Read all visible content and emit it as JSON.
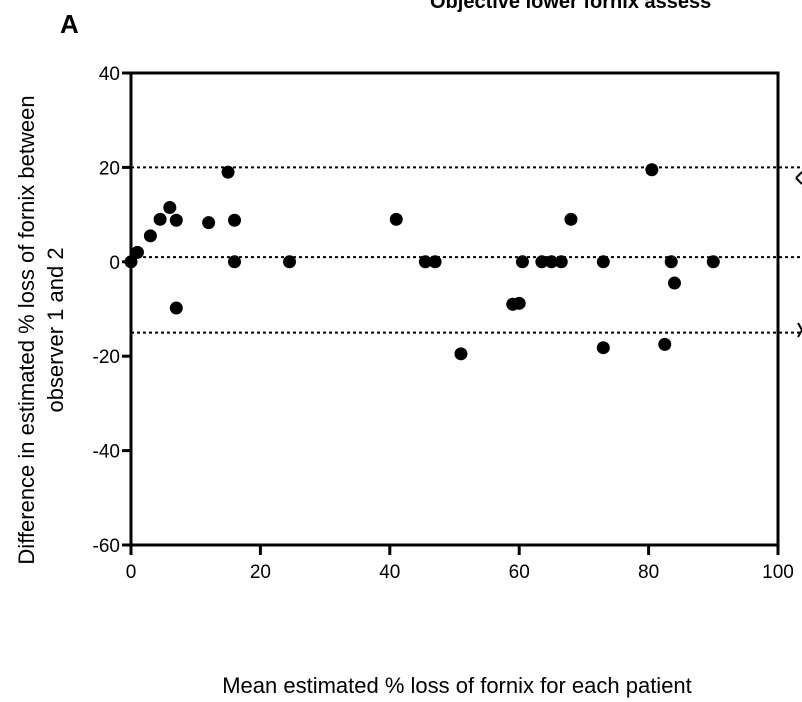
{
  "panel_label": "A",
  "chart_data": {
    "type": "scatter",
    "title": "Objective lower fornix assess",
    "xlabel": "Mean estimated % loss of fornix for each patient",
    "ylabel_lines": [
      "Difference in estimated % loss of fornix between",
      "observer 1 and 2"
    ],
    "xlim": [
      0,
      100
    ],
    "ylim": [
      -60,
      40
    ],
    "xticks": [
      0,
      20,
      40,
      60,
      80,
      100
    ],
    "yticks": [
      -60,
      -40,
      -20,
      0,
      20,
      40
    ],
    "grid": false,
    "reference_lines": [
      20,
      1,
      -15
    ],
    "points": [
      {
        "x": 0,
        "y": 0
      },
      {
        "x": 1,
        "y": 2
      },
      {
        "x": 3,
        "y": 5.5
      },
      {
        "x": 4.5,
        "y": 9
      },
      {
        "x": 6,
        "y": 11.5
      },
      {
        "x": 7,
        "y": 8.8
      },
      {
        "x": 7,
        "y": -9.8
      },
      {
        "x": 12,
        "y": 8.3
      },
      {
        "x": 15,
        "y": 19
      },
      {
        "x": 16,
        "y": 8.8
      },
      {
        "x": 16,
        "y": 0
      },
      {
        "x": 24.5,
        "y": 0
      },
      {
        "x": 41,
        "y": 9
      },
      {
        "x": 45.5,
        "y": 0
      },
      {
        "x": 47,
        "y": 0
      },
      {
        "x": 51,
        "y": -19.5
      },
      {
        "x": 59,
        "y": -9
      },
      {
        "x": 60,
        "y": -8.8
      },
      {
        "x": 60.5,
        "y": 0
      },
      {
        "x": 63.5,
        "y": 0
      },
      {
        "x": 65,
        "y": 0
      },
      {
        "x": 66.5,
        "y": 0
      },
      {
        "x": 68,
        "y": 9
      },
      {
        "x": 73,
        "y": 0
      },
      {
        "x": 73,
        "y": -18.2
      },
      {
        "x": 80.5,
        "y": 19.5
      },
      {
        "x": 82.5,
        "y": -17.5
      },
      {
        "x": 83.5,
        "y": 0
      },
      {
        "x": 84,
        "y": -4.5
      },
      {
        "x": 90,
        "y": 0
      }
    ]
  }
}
____________
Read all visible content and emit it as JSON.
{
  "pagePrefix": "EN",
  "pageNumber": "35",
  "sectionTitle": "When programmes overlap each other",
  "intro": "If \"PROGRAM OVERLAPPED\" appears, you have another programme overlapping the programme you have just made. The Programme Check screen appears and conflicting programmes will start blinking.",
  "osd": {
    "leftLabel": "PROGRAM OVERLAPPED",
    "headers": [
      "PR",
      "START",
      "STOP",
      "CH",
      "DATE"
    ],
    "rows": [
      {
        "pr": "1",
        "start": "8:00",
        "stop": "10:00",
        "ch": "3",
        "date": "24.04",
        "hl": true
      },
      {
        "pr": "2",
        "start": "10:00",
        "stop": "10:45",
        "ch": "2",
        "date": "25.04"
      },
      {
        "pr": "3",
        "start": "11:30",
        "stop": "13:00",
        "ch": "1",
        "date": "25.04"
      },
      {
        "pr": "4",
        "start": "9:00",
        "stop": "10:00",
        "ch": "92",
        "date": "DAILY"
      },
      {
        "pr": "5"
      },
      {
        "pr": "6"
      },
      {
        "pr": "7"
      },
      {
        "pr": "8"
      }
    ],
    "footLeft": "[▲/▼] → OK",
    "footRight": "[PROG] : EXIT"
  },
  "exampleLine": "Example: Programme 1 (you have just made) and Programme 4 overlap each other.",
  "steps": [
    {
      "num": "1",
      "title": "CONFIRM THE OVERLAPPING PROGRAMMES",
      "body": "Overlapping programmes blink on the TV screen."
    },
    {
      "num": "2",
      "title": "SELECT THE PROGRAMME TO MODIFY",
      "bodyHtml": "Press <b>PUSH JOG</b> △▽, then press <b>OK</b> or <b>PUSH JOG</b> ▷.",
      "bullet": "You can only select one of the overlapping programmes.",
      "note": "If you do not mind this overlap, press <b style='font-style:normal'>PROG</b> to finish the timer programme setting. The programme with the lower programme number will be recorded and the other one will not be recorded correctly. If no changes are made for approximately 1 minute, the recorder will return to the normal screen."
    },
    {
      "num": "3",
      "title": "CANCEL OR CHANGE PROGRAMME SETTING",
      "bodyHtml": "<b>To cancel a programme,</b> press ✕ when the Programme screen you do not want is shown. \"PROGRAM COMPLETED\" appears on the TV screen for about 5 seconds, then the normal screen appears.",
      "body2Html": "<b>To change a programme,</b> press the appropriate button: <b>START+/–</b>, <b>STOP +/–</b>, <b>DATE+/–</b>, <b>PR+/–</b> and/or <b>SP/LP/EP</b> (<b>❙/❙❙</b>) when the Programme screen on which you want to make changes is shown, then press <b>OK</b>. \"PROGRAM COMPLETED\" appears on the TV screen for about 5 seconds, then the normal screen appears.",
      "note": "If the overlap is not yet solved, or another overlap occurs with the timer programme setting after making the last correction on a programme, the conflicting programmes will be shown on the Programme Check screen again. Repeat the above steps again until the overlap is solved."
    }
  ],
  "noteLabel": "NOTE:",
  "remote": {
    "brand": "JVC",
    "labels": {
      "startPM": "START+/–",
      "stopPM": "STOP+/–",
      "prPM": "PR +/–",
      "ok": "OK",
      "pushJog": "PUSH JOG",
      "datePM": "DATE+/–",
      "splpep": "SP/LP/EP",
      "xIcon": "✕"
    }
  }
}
____________
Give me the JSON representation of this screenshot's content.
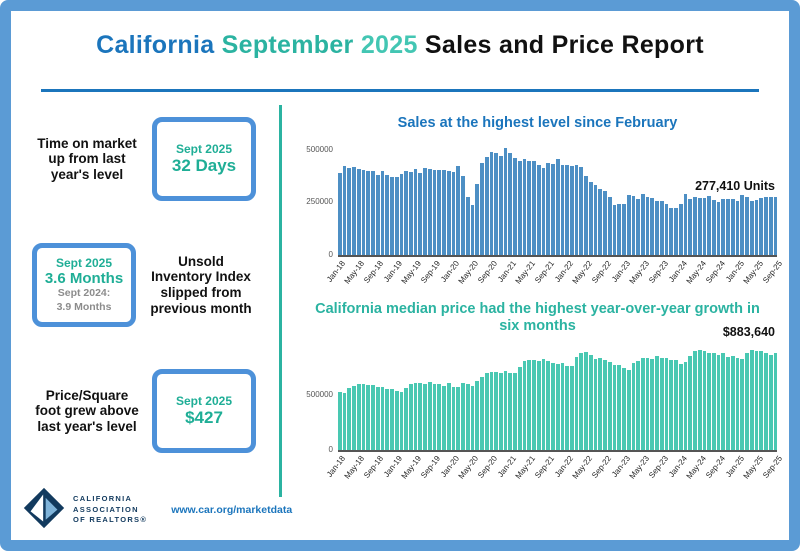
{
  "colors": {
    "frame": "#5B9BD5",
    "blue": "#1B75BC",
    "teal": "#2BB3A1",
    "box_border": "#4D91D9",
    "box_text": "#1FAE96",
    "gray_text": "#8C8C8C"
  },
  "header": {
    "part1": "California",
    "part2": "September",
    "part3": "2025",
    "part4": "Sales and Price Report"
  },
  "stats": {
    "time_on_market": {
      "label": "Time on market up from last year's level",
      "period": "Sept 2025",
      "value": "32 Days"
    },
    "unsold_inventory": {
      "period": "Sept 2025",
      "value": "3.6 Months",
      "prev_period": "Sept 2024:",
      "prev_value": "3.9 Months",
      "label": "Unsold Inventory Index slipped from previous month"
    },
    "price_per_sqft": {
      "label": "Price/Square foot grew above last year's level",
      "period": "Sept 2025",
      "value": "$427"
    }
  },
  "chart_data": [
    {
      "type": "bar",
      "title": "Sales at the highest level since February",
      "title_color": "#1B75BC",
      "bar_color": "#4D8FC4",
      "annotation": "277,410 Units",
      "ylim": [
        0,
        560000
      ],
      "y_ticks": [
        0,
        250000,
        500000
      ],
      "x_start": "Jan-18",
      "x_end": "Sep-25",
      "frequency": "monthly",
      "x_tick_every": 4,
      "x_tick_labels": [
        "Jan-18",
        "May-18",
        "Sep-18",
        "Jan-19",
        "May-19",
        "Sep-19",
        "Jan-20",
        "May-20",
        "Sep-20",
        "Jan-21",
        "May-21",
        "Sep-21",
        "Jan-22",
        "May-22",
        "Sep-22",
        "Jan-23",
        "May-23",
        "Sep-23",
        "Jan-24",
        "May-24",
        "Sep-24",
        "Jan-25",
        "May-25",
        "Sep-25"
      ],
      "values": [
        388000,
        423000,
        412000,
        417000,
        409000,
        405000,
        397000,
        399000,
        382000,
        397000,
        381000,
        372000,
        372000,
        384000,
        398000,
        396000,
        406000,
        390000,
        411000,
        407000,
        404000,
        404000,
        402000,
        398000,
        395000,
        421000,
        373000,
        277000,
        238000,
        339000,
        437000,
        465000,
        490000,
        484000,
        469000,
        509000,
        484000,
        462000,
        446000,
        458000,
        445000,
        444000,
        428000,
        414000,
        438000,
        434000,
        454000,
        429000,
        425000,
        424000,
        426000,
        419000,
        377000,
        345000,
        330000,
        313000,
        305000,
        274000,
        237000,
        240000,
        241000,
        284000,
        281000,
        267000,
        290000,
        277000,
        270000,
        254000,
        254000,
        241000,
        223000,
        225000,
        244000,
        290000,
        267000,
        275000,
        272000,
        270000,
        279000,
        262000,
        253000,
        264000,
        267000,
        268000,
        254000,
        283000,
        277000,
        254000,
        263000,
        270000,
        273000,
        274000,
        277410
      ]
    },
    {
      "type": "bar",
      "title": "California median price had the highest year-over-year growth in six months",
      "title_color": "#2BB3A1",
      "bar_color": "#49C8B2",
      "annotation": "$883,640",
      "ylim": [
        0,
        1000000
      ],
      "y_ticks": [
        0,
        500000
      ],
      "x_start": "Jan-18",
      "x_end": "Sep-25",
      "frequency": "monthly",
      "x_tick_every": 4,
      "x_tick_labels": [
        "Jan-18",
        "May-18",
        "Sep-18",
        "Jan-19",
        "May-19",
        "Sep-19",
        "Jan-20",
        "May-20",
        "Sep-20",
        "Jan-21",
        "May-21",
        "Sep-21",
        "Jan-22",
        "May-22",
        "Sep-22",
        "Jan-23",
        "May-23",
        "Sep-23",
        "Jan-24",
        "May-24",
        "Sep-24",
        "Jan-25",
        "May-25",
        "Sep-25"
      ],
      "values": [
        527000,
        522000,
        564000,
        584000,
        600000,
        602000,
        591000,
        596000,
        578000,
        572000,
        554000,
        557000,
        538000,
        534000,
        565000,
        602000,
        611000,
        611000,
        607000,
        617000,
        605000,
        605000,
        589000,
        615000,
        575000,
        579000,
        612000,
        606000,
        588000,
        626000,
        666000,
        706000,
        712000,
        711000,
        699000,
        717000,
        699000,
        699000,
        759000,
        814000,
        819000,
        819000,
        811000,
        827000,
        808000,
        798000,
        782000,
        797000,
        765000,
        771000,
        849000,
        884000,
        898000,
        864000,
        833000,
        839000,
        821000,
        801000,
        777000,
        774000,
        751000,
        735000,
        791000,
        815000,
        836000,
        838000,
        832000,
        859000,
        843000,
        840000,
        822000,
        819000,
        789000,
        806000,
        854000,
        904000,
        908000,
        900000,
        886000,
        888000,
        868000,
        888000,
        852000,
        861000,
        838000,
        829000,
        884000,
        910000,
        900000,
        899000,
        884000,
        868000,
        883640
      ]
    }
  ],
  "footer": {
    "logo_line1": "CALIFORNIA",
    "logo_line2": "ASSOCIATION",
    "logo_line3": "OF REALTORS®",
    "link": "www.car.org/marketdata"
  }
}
____________
What is asked:
Copy every line in the listing above where the string "loss" turns up.

Reply:
    "xlabel": "Mean estimated % loss of fornix for each patient",
      "Difference in estimated % loss of fornix between",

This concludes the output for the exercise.